_Goal:_
Output a single figure: the number of lines in which the word "name" appears.

*** Supplied information ***

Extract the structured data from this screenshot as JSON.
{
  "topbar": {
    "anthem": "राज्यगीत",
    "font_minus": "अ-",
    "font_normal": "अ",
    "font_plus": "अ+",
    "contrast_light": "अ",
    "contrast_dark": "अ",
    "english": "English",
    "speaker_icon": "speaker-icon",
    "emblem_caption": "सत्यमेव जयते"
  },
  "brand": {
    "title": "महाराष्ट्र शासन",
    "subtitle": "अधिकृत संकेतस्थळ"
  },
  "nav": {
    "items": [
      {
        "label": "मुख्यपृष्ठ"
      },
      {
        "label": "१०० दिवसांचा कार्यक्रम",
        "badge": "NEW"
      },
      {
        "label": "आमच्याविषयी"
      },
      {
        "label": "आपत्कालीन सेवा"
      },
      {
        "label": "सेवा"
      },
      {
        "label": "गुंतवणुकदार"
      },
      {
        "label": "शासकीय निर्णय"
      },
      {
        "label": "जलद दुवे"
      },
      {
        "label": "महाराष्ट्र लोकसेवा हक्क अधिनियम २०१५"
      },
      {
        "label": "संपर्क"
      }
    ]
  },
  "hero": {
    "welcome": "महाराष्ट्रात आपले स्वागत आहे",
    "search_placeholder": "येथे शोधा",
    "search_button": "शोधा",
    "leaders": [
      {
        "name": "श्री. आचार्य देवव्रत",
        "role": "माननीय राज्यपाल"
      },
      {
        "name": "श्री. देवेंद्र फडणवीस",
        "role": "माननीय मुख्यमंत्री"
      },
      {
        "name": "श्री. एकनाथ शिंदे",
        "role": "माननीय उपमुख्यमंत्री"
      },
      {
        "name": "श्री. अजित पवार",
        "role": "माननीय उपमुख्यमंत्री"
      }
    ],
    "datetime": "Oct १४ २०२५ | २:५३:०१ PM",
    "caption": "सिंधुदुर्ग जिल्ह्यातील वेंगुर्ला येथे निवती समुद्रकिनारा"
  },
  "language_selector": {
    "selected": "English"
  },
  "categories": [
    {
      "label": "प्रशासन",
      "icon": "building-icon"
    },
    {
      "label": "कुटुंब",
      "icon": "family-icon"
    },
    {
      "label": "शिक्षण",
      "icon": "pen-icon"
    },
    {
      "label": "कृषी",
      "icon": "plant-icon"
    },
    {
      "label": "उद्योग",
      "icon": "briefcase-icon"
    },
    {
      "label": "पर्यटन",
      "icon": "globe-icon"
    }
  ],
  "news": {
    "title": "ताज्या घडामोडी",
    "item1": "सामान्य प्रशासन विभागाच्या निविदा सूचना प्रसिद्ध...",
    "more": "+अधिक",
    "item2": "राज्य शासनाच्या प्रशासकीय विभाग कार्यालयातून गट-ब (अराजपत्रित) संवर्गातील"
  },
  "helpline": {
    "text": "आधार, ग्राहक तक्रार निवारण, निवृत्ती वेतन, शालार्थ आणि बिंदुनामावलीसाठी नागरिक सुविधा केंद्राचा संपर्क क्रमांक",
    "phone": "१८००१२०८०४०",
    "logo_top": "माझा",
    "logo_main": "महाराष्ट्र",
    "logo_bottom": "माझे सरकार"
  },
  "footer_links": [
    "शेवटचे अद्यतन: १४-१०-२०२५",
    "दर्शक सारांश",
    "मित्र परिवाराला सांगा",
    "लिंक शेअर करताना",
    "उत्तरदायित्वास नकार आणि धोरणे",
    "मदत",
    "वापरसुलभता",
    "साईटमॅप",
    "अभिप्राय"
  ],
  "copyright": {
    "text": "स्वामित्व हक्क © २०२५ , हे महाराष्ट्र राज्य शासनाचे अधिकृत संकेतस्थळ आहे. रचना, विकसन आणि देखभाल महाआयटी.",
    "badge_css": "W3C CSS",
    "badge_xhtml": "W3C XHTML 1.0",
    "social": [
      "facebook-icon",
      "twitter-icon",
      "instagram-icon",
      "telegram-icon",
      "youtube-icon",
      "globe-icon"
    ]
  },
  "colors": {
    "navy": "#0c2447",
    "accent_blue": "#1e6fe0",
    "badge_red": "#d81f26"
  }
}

***

_Task output:_
4